From the entries provided below, copy each line that contains the word "only".

[Items from a data source]
— start —

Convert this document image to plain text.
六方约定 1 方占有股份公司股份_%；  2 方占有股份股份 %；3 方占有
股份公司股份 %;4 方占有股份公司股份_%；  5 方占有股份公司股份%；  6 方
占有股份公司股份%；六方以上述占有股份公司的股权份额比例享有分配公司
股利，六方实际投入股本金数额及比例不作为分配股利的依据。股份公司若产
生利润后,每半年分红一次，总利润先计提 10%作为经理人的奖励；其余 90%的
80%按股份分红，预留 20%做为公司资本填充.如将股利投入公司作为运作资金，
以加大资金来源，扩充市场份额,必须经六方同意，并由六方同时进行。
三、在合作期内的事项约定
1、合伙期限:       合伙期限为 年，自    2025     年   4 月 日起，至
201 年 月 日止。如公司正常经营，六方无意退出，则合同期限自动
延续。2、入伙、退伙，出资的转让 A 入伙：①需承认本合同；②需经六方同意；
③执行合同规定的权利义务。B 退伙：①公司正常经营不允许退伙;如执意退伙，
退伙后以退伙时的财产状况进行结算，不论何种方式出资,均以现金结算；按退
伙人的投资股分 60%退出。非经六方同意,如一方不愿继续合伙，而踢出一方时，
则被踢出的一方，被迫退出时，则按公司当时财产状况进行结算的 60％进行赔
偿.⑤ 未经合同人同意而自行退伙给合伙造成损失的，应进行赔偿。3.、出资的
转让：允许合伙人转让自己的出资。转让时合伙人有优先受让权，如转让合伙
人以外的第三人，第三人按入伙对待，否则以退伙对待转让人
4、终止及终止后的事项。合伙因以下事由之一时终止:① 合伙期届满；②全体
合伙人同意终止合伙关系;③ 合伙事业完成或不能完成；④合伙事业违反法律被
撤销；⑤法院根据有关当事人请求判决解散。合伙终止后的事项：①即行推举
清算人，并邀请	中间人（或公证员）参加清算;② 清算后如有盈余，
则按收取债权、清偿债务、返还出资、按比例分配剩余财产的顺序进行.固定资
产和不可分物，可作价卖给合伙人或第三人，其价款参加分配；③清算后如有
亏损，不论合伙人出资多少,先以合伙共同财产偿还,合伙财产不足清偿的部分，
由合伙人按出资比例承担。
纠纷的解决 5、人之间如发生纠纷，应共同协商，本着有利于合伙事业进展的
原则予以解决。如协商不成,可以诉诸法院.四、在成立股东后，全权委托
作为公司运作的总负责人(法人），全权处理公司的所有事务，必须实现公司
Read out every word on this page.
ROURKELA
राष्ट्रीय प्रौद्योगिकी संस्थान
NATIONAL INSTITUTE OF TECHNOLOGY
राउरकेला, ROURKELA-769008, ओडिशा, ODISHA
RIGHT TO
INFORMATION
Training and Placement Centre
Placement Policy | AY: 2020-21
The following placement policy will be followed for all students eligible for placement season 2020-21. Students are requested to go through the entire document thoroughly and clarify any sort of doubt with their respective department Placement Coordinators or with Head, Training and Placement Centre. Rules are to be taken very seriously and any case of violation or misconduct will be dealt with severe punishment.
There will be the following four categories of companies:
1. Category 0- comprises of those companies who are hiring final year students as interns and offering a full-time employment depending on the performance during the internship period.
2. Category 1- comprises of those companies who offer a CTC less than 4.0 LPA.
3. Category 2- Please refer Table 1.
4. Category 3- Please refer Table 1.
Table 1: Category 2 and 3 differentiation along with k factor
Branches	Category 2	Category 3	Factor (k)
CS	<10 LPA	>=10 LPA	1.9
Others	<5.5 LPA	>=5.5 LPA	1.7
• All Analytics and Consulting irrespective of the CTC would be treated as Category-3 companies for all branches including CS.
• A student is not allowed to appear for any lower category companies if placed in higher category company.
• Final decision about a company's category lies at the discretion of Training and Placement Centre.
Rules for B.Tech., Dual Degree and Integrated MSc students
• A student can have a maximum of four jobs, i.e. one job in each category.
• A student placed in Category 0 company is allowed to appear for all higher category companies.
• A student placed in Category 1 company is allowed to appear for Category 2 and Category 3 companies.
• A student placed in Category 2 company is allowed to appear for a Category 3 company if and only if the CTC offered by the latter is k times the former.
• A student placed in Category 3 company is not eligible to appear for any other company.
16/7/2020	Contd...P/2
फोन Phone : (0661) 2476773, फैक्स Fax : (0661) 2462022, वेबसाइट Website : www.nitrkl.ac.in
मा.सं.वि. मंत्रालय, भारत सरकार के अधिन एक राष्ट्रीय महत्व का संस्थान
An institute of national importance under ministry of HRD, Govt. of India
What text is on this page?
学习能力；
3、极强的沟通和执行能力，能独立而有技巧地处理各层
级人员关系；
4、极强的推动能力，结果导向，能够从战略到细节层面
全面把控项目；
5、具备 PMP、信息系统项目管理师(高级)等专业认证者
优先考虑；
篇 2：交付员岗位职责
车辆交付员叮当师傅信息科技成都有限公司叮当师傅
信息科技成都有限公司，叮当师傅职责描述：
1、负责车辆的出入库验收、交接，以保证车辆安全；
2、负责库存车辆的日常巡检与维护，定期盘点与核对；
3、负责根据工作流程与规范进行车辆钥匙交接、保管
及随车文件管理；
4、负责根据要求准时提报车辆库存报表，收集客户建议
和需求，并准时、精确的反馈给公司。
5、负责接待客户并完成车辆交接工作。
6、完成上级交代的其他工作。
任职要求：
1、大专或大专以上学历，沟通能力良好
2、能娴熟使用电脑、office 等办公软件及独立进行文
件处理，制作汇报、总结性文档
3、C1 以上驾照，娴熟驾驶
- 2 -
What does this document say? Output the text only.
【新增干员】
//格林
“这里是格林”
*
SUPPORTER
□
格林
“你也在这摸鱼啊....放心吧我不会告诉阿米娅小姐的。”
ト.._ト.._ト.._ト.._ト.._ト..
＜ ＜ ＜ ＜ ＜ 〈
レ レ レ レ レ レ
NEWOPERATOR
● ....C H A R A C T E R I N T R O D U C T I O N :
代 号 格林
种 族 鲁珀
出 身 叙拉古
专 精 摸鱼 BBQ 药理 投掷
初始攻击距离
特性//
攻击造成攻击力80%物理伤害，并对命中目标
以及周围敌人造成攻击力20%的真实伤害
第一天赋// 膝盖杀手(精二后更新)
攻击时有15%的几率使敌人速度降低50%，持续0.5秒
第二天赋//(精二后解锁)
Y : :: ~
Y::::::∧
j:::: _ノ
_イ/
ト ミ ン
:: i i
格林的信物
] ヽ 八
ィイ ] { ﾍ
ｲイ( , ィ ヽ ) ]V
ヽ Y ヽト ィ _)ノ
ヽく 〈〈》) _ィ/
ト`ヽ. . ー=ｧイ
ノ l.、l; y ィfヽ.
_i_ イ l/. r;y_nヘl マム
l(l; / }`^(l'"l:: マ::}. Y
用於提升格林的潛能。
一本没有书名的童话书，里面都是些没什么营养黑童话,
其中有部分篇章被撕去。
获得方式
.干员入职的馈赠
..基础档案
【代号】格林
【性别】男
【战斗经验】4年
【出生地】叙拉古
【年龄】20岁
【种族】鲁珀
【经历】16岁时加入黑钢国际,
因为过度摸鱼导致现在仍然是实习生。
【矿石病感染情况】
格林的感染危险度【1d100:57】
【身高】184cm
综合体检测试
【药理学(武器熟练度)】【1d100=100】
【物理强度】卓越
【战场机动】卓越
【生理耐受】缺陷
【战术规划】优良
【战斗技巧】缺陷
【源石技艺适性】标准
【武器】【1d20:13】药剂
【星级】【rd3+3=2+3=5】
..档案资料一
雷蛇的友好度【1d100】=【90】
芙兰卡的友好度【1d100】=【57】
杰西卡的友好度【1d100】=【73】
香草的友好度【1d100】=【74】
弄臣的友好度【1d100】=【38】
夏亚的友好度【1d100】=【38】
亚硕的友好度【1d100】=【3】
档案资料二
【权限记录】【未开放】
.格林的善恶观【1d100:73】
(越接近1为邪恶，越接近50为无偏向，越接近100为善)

— end —

• EXERCISE RESULT:
• A student placed in Category 2 company is allowed to appear for a Category 3 company if and only if the CTC offered by the latter is k times the former.
What does this document say? Output the text only.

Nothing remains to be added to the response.